§ Written problem: Everything from the line holding "What text is on this page?" to the end of the listing below should be copied exactly, line for line, minus the pictures.

§ Raw records:
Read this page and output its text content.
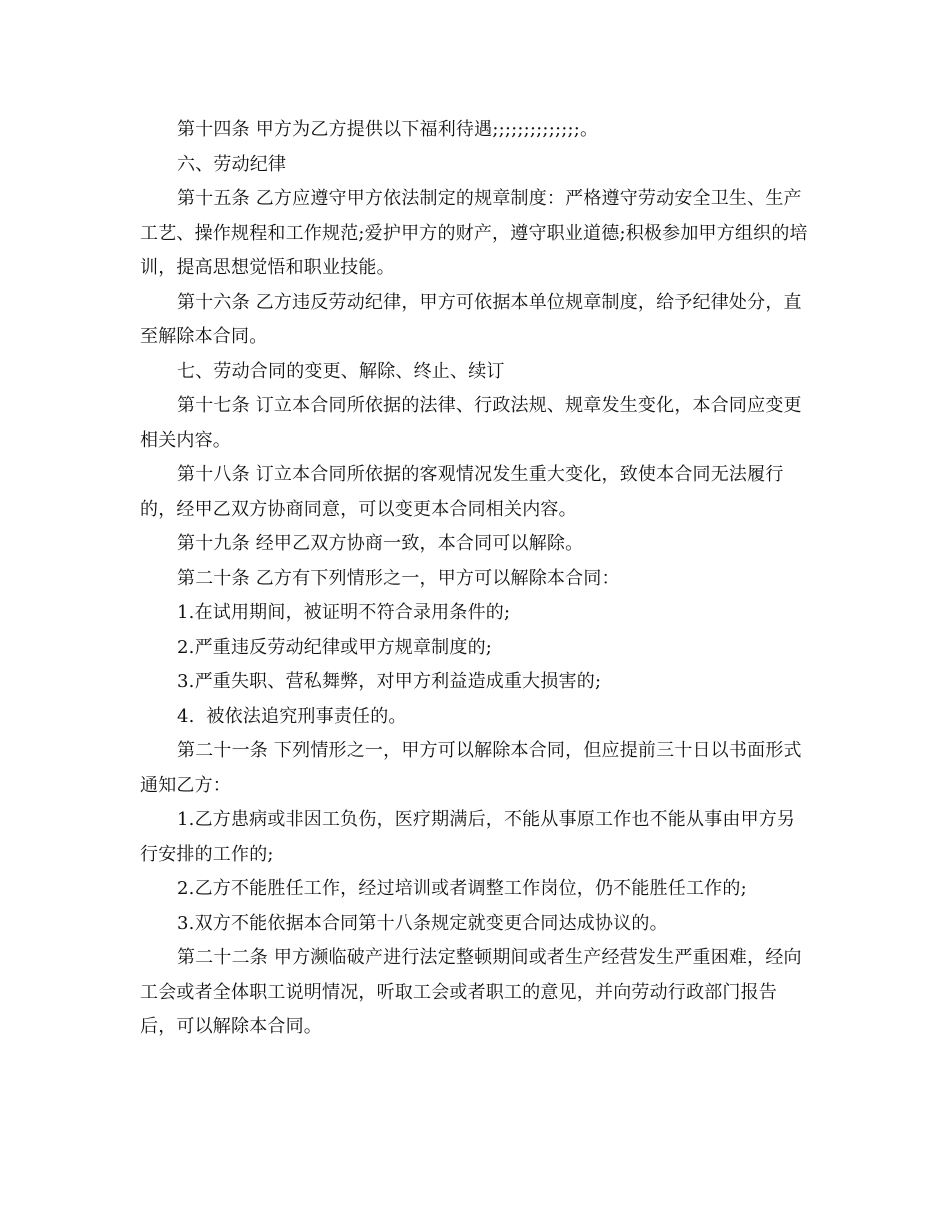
第十四条 甲方为乙方提供以下福利待遇;;;;;;;;;;;;;;。

六、劳动纪律

第十五条 乙方应遵守甲方依法制定的规章制度：严格遵守劳动安全卫生、生产工艺、操作规程和工作规范;爱护甲方的财产，遵守职业道德;积极参加甲方组织的培训，提高思想觉悟和职业技能。

第十六条 乙方违反劳动纪律，甲方可依据本单位规章制度，给予纪律处分，直至解除本合同。

七、劳动合同的变更、解除、终止、续订

第十七条 订立本合同所依据的法律、行政法规、规章发生变化，本合同应变更相关内容。

第十八条 订立本合同所依据的客观情况发生重大变化，致使本合同无法履行的，经甲乙双方协商同意，可以变更本合同相关内容。

第十九条 经甲乙双方协商一致，本合同可以解除。

第二十条 乙方有下列情形之一，甲方可以解除本合同：

1.在试用期间，被证明不符合录用条件的;

2.严重违反劳动纪律或甲方规章制度的;

3.严重失职、营私舞弊，对甲方利益造成重大损害的;

4.  被依法追究刑事责任的。

第二十一条 下列情形之一，甲方可以解除本合同，但应提前三十日以书面形式通知乙方：

1.乙方患病或非因工负伤，医疗期满后，不能从事原工作也不能从事由甲方另行安排的工作的;

2.乙方不能胜任工作，经过培训或者调整工作岗位，仍不能胜任工作的;

3.双方不能依据本合同第十八条规定就变更合同达成协议的。

第二十二条 甲方濒临破产进行法定整顿期间或者生产经营发生严重困难，经向工会或者全体职工说明情况，听取工会或者职工的意见，并向劳动行政部门报告后，可以解除本合同。
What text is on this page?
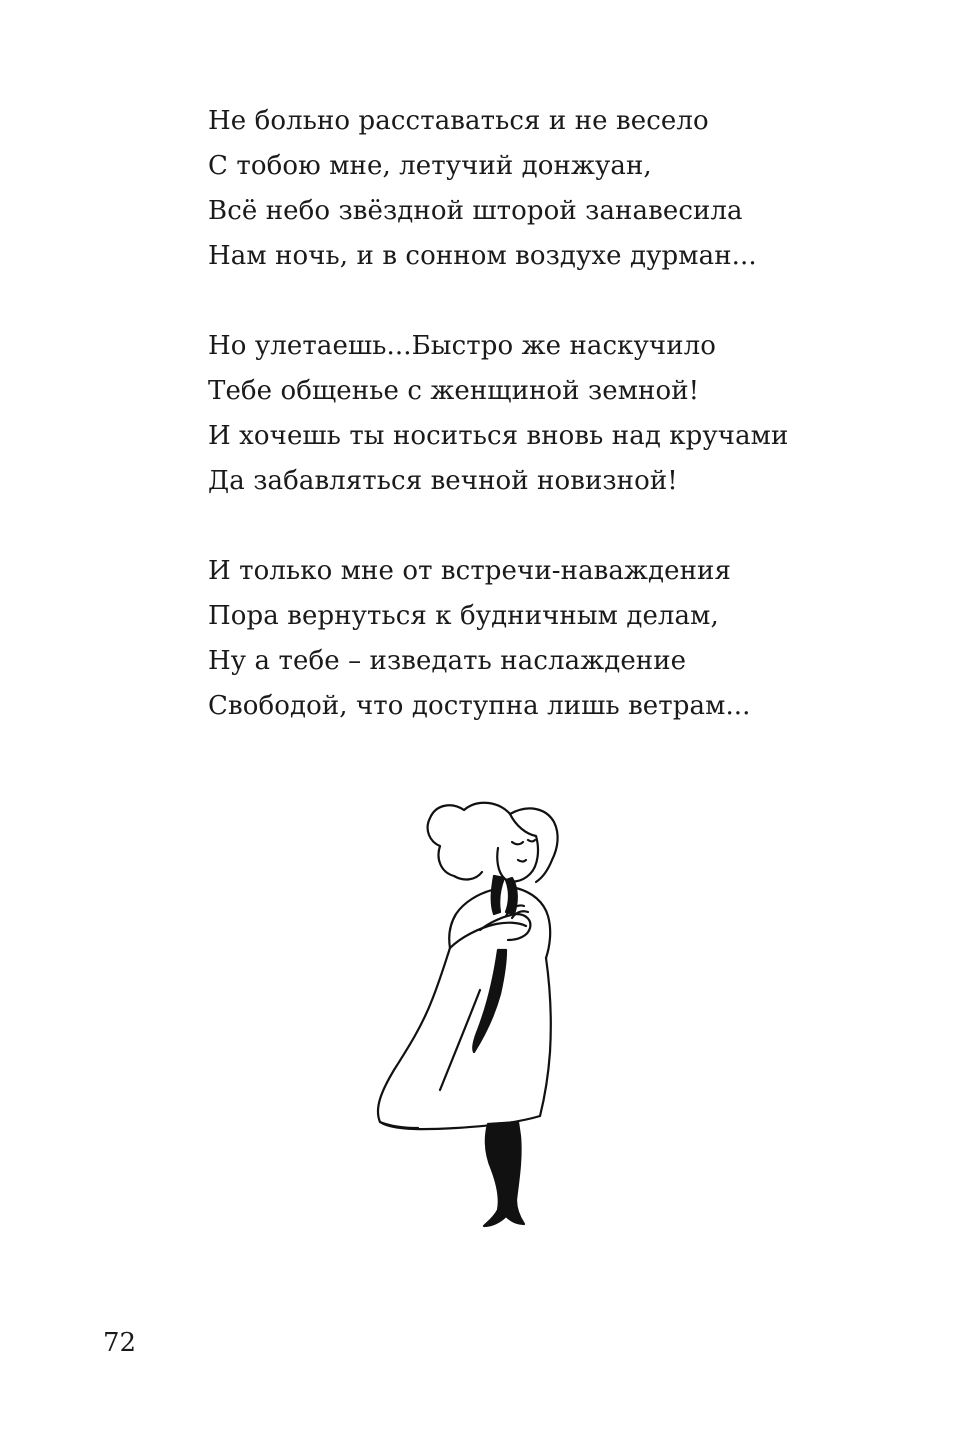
Не больно расставаться и не весело
С тобою мне, летучий донжуан,
Всё небо звёздной шторой занавесила
Нам ночь, и в сонном воздухе дурман...
Но улетаешь...Быстро же наскучило
Тебе общенье с женщиной земной!
И хочешь ты носиться вновь над кручами
Да забавляться вечной новизной!
И только мне от встречи-наваждения
Пора вернуться к будничным делам,
Ну а тебе – изведать наслаждение
Свободой, что доступна лишь ветрам...
72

§ Solution to this task:
What text is on this page?
Не больно расставаться и не весело
С тобою мне, летучий донжуан,
Всё небо звёздной шторой занавесила
Нам ночь, и в сонном воздухе дурман...
Но улетаешь...Быстро же наскучило
Тебе общенье с женщиной земной!
И хочешь ты носиться вновь над кручами
Да забавляться вечной новизной!
И только мне от встречи-наваждения
Пора вернуться к будничным делам,
Ну а тебе – изведать наслаждение
Свободой, что доступна лишь ветрам...
72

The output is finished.